+++ The records +++

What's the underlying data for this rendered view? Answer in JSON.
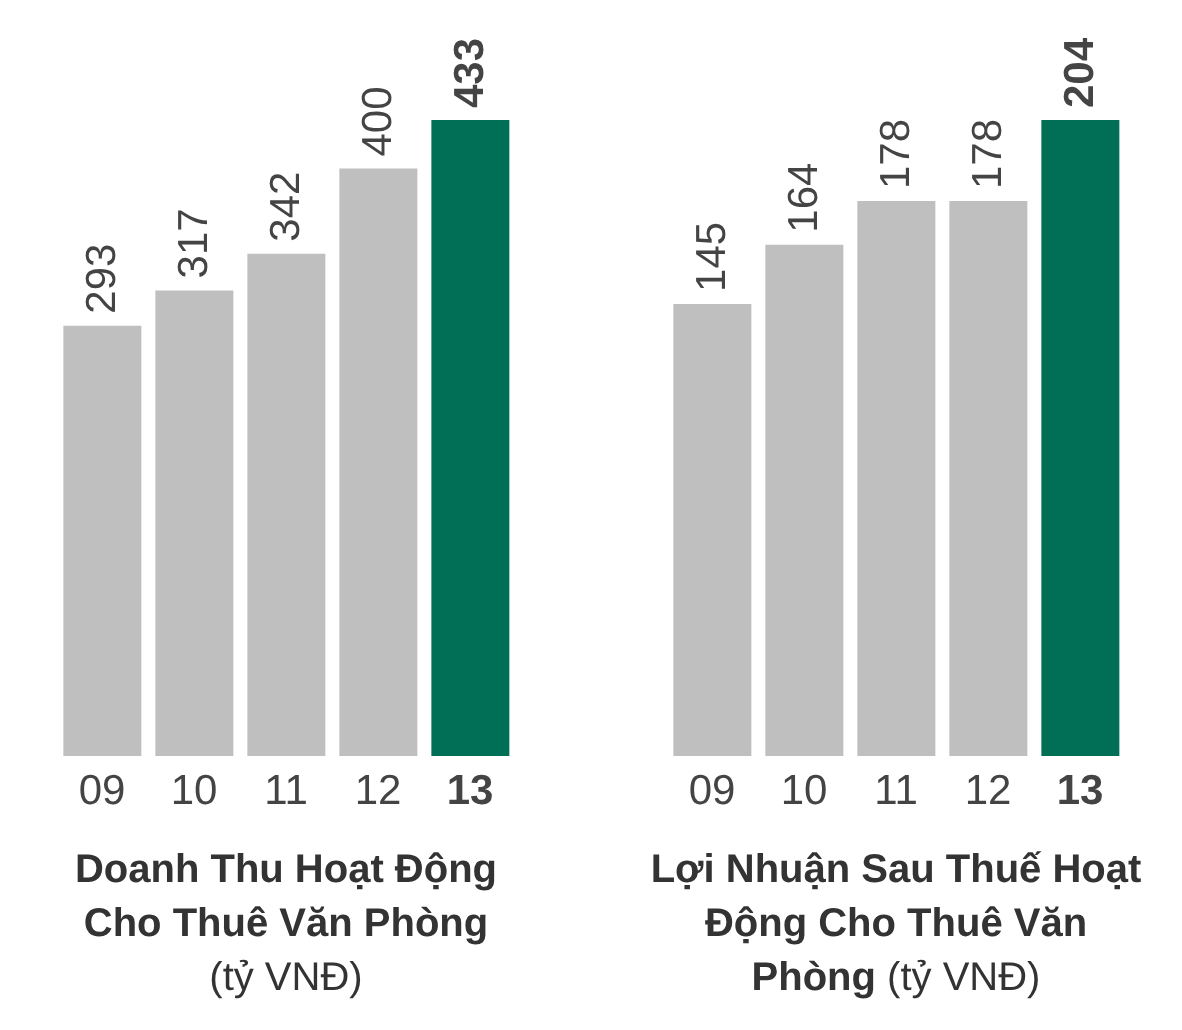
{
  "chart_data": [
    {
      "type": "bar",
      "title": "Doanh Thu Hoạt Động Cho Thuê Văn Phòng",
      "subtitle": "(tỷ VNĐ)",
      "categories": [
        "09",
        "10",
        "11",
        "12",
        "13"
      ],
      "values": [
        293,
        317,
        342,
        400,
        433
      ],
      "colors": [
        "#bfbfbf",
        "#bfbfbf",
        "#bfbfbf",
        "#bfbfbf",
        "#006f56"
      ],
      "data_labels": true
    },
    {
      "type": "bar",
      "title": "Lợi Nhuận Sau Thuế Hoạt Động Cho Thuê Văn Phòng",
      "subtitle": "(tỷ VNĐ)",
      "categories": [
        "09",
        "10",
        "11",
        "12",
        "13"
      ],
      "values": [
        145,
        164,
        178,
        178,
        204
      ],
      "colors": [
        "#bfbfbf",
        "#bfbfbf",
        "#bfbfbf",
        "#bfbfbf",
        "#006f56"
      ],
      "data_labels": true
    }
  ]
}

+++
+++ The records +++

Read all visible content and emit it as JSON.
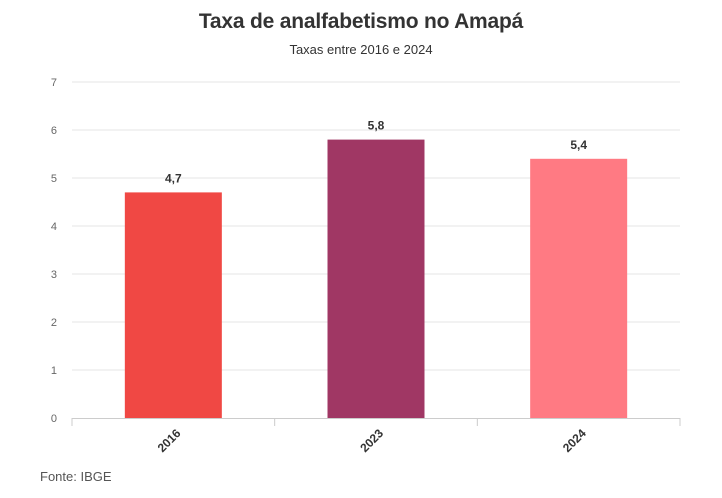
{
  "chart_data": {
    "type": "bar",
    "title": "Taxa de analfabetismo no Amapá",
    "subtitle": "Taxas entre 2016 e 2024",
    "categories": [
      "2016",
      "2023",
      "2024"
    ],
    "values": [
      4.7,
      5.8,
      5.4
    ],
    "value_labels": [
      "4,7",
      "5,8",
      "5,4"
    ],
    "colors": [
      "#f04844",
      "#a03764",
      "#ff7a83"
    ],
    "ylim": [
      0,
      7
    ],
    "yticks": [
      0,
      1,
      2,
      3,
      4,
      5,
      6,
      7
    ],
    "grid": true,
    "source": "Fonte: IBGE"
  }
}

+++
+++ The records +++

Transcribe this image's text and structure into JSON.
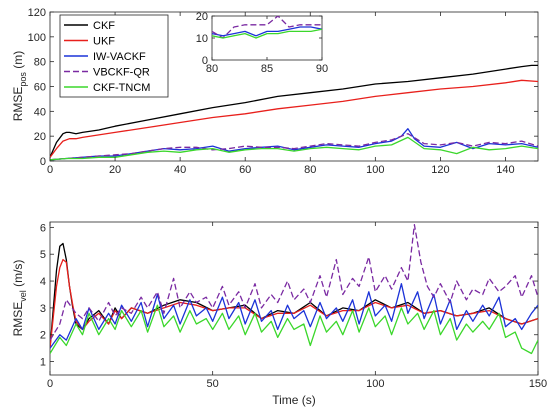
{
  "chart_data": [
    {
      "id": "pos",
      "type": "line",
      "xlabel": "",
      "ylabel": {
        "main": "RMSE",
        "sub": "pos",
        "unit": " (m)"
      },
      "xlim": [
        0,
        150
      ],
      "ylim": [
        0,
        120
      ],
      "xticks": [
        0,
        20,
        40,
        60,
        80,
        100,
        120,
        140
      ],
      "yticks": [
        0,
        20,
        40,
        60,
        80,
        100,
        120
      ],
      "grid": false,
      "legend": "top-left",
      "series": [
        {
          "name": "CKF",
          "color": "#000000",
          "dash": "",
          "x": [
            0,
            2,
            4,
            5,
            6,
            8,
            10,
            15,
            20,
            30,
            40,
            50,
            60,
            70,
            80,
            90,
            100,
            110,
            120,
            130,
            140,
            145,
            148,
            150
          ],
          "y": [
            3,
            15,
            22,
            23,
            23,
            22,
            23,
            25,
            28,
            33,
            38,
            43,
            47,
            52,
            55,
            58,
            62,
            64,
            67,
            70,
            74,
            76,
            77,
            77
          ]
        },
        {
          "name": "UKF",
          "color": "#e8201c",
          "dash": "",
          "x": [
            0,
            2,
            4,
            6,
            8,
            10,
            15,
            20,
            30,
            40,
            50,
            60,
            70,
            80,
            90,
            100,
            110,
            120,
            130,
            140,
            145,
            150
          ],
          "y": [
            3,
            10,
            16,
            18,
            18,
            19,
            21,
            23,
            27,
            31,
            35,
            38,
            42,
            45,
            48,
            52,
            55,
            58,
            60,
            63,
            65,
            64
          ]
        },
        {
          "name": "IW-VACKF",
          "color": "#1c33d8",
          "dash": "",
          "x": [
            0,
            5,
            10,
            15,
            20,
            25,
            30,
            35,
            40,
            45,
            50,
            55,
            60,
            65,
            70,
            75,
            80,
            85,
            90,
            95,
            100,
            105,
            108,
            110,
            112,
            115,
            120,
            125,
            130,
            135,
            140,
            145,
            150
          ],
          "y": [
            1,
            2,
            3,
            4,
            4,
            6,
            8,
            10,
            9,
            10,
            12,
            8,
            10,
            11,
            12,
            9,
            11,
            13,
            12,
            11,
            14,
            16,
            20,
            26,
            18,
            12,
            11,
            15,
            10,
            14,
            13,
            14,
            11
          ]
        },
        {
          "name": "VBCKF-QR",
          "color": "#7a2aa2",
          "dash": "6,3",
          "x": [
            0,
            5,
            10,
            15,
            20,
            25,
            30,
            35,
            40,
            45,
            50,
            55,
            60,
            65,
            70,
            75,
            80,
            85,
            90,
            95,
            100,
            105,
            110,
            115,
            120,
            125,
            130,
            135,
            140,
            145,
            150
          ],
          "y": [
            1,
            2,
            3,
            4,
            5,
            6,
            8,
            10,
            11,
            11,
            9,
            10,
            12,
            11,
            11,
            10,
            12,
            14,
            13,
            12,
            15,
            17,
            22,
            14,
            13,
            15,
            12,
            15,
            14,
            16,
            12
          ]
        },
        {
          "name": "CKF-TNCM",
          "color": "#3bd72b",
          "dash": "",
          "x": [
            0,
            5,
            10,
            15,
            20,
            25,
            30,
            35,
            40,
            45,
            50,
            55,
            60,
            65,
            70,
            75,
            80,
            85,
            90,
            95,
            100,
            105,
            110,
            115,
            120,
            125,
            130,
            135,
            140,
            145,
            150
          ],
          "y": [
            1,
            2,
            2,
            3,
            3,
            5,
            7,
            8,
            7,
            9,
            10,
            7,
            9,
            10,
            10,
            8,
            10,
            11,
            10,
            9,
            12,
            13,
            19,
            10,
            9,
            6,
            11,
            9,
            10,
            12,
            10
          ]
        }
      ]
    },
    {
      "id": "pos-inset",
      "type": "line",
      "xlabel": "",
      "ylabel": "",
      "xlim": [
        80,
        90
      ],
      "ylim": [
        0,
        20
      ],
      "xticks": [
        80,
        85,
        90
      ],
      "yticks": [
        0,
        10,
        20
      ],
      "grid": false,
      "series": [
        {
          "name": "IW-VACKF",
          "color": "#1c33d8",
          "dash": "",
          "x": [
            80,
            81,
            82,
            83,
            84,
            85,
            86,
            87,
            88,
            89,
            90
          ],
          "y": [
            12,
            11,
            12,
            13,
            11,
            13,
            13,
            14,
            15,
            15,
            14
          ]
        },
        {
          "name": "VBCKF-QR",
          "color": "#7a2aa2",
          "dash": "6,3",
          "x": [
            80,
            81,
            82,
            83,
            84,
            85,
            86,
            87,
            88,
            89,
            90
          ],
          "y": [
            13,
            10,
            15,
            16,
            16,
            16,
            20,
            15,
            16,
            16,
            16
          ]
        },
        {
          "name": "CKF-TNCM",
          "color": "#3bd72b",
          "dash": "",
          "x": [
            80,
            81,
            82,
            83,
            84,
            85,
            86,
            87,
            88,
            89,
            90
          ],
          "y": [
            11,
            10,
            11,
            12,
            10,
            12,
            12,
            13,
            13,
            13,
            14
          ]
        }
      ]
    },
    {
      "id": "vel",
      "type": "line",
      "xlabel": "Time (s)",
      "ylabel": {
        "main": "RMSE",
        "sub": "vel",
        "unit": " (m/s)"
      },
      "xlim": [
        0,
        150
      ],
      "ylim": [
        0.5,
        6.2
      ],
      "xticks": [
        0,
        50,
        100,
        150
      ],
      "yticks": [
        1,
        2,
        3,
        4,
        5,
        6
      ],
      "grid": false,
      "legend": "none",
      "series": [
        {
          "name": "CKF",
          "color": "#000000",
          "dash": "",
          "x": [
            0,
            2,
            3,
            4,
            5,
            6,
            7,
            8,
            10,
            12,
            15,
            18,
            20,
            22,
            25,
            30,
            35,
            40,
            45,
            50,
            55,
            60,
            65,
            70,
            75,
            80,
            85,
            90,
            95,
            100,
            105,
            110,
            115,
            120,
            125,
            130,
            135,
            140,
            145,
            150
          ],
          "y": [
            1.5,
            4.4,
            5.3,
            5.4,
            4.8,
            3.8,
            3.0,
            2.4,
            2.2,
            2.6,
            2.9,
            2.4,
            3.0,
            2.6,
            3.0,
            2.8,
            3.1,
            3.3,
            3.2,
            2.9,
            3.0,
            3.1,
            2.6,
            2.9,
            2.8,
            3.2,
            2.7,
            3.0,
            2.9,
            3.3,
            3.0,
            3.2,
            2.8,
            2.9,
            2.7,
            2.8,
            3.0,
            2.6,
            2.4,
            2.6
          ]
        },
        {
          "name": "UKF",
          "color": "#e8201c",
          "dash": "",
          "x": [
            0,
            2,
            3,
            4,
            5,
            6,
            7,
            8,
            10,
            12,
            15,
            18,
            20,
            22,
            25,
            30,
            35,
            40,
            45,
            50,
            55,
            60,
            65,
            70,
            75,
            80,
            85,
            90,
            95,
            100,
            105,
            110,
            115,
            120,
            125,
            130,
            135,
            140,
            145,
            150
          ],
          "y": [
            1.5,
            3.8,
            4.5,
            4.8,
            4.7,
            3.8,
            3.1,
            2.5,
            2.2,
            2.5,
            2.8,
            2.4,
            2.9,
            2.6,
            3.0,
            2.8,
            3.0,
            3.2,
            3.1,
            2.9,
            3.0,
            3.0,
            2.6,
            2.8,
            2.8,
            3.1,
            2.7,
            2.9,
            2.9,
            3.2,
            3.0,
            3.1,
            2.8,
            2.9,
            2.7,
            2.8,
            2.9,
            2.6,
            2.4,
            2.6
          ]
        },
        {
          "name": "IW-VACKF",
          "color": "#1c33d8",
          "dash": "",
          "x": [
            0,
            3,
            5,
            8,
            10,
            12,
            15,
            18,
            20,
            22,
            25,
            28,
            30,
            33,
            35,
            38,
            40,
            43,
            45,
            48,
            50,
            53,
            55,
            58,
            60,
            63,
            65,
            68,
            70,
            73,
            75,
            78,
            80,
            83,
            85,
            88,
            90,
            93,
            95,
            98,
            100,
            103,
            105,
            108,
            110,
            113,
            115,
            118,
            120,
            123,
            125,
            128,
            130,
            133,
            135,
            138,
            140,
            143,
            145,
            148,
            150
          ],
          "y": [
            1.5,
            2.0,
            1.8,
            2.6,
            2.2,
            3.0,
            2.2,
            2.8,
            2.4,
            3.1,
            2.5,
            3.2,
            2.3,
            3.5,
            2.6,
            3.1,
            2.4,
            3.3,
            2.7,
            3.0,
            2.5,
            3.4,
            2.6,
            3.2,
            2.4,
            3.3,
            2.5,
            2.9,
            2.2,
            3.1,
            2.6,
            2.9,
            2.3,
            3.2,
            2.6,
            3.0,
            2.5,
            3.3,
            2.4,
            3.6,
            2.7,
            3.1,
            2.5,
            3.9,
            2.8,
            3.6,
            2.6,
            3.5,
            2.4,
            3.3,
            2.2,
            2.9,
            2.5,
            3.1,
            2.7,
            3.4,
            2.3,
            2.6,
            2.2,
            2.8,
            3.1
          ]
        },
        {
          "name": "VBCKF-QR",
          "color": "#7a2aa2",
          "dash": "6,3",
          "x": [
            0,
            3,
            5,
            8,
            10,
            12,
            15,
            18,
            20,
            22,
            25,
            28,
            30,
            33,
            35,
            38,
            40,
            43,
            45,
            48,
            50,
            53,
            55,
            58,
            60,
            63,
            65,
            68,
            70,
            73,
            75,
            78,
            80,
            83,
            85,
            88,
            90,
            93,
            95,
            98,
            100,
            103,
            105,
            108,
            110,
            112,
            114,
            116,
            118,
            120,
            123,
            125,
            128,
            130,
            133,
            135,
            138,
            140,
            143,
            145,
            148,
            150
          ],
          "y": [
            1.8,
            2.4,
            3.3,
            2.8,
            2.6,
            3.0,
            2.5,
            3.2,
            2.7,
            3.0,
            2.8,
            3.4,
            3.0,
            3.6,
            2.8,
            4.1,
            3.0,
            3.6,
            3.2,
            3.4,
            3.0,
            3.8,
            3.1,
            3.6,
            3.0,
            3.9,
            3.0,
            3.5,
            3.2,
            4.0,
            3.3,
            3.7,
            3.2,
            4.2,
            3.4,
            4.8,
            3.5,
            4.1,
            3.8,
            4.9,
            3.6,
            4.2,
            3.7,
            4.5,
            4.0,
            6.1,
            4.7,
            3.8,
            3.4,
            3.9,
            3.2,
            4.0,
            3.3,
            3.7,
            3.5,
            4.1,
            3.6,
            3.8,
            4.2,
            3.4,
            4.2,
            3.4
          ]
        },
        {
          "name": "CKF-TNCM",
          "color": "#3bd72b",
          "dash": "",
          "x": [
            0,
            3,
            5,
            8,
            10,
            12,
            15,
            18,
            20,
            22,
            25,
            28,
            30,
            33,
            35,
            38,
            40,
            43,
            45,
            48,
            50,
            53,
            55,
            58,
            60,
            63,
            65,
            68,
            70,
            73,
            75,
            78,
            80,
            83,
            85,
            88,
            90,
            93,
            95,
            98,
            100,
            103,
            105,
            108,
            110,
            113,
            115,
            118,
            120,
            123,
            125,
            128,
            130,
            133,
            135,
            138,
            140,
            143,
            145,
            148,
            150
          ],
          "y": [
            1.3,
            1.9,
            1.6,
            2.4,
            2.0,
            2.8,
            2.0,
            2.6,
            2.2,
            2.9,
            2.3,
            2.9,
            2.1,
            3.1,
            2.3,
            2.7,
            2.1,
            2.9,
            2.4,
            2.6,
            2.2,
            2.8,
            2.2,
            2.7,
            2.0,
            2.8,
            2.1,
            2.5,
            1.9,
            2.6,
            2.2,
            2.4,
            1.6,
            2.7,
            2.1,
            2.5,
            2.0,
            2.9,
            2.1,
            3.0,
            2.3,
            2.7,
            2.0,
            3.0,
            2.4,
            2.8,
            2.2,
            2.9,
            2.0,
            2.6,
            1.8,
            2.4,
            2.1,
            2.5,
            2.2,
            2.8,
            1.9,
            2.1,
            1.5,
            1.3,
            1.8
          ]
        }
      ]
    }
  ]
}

+++

§ **What the task requires**
In the listing, find all lines with the string "JSON" and copy them.

§ **Solution**
What's the underlying data for this rendered view? Answer in JSON.
Read all visible content and emit it as JSON.
Transcribe this image's text and structure into JSON.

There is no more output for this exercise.